> **YOUR INSTRUCTIONS**
Restate, word for word, all of the material shown below.

— start of TASK INPUT —

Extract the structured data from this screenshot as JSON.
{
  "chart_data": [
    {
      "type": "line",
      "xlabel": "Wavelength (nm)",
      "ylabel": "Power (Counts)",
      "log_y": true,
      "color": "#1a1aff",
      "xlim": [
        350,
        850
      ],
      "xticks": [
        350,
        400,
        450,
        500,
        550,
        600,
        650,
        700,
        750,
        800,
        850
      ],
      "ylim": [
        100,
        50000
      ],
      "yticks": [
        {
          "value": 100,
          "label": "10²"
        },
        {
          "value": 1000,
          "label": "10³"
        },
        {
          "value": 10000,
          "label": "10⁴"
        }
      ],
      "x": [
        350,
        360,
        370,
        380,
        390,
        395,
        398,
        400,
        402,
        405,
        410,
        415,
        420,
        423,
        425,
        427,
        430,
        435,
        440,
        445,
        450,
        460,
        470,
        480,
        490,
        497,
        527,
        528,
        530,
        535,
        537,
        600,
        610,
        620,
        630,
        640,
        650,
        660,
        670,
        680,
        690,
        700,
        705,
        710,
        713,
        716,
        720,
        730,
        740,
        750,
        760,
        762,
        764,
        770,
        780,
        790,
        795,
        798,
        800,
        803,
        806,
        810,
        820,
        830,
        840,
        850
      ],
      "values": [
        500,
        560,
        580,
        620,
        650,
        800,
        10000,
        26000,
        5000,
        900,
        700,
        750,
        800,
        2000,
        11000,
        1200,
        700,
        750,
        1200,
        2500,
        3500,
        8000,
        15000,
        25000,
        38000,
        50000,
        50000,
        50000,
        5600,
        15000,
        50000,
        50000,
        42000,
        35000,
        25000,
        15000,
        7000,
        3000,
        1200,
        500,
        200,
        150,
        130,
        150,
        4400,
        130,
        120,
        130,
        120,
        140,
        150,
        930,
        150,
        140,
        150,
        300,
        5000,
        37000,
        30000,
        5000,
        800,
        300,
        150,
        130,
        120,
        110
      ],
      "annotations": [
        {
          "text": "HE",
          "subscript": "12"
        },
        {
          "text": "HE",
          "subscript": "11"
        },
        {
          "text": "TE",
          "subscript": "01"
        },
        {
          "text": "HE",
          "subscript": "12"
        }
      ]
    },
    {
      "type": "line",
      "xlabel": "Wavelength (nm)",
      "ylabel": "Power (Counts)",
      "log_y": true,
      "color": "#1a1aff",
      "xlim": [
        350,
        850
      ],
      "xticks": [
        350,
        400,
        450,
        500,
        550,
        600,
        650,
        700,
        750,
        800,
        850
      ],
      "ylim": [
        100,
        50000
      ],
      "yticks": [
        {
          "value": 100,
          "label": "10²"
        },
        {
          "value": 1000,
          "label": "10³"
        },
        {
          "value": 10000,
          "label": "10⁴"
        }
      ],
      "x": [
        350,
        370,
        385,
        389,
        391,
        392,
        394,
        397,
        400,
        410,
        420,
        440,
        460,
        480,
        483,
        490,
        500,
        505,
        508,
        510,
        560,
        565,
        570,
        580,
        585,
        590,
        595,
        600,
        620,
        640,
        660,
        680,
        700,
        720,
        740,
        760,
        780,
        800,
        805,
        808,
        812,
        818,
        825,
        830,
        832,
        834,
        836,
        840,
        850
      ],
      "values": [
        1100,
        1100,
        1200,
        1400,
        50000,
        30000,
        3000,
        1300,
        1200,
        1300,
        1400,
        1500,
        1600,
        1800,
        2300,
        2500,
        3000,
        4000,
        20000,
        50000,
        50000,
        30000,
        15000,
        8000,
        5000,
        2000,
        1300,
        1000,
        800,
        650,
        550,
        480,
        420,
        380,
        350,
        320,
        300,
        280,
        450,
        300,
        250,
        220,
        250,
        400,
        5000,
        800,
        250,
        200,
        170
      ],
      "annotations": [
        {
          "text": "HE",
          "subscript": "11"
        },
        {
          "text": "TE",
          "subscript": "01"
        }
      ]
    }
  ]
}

— end of TASK INPUT —

> **COMPLETED EXERCISE**
Extract the structured data from this screenshot as JSON.
{
  "chart_data": [
    {
      "type": "line",
      "xlabel": "Wavelength (nm)",
      "ylabel": "Power (Counts)",
      "log_y": true,
      "color": "#1a1aff",
      "xlim": [
        350,
        850
      ],
      "xticks": [
        350,
        400,
        450,
        500,
        550,
        600,
        650,
        700,
        750,
        800,
        850
      ],
      "ylim": [
        100,
        50000
      ],
      "yticks": [
        {
          "value": 100,
          "label": "10²"
        },
        {
          "value": 1000,
          "label": "10³"
        },
        {
          "value": 10000,
          "label": "10⁴"
        }
      ],
      "x": [
        350,
        360,
        370,
        380,
        390,
        395,
        398,
        400,
        402,
        405,
        410,
        415,
        420,
        423,
        425,
        427,
        430,
        435,
        440,
        445,
        450,
        460,
        470,
        480,
        490,
        497,
        527,
        528,
        530,
        535,
        537,
        600,
        610,
        620,
        630,
        640,
        650,
        660,
        670,
        680,
        690,
        700,
        705,
        710,
        713,
        716,
        720,
        730,
        740,
        750,
        760,
        762,
        764,
        770,
        780,
        790,
        795,
        798,
        800,
        803,
        806,
        810,
        820,
        830,
        840,
        850
      ],
      "values": [
        500,
        560,
        580,
        620,
        650,
        800,
        10000,
        26000,
        5000,
        900,
        700,
        750,
        800,
        2000,
        11000,
        1200,
        700,
        750,
        1200,
        2500,
        3500,
        8000,
        15000,
        25000,
        38000,
        50000,
        50000,
        50000,
        5600,
        15000,
        50000,
        50000,
        42000,
        35000,
        25000,
        15000,
        7000,
        3000,
        1200,
        500,
        200,
        150,
        130,
        150,
        4400,
        130,
        120,
        130,
        120,
        140,
        150,
        930,
        150,
        140,
        150,
        300,
        5000,
        37000,
        30000,
        5000,
        800,
        300,
        150,
        130,
        120,
        110
      ],
      "annotations": [
        {
          "text": "HE",
          "subscript": "12"
        },
        {
          "text": "HE",
          "subscript": "11"
        },
        {
          "text": "TE",
          "subscript": "01"
        },
        {
          "text": "HE",
          "subscript": "12"
        }
      ]
    },
    {
      "type": "line",
      "xlabel": "Wavelength (nm)",
      "ylabel": "Power (Counts)",
      "log_y": true,
      "color": "#1a1aff",
      "xlim": [
        350,
        850
      ],
      "xticks": [
        350,
        400,
        450,
        500,
        550,
        600,
        650,
        700,
        750,
        800,
        850
      ],
      "ylim": [
        100,
        50000
      ],
      "yticks": [
        {
          "value": 100,
          "label": "10²"
        },
        {
          "value": 1000,
          "label": "10³"
        },
        {
          "value": 10000,
          "label": "10⁴"
        }
      ],
      "x": [
        350,
        370,
        385,
        389,
        391,
        392,
        394,
        397,
        400,
        410,
        420,
        440,
        460,
        480,
        483,
        490,
        500,
        505,
        508,
        510,
        560,
        565,
        570,
        580,
        585,
        590,
        595,
        600,
        620,
        640,
        660,
        680,
        700,
        720,
        740,
        760,
        780,
        800,
        805,
        808,
        812,
        818,
        825,
        830,
        832,
        834,
        836,
        840,
        850
      ],
      "values": [
        1100,
        1100,
        1200,
        1400,
        50000,
        30000,
        3000,
        1300,
        1200,
        1300,
        1400,
        1500,
        1600,
        1800,
        2300,
        2500,
        3000,
        4000,
        20000,
        50000,
        50000,
        30000,
        15000,
        8000,
        5000,
        2000,
        1300,
        1000,
        800,
        650,
        550,
        480,
        420,
        380,
        350,
        320,
        300,
        280,
        450,
        300,
        250,
        220,
        250,
        400,
        5000,
        800,
        250,
        200,
        170
      ],
      "annotations": [
        {
          "text": "HE",
          "subscript": "11"
        },
        {
          "text": "TE",
          "subscript": "01"
        }
      ]
    }
  ]
}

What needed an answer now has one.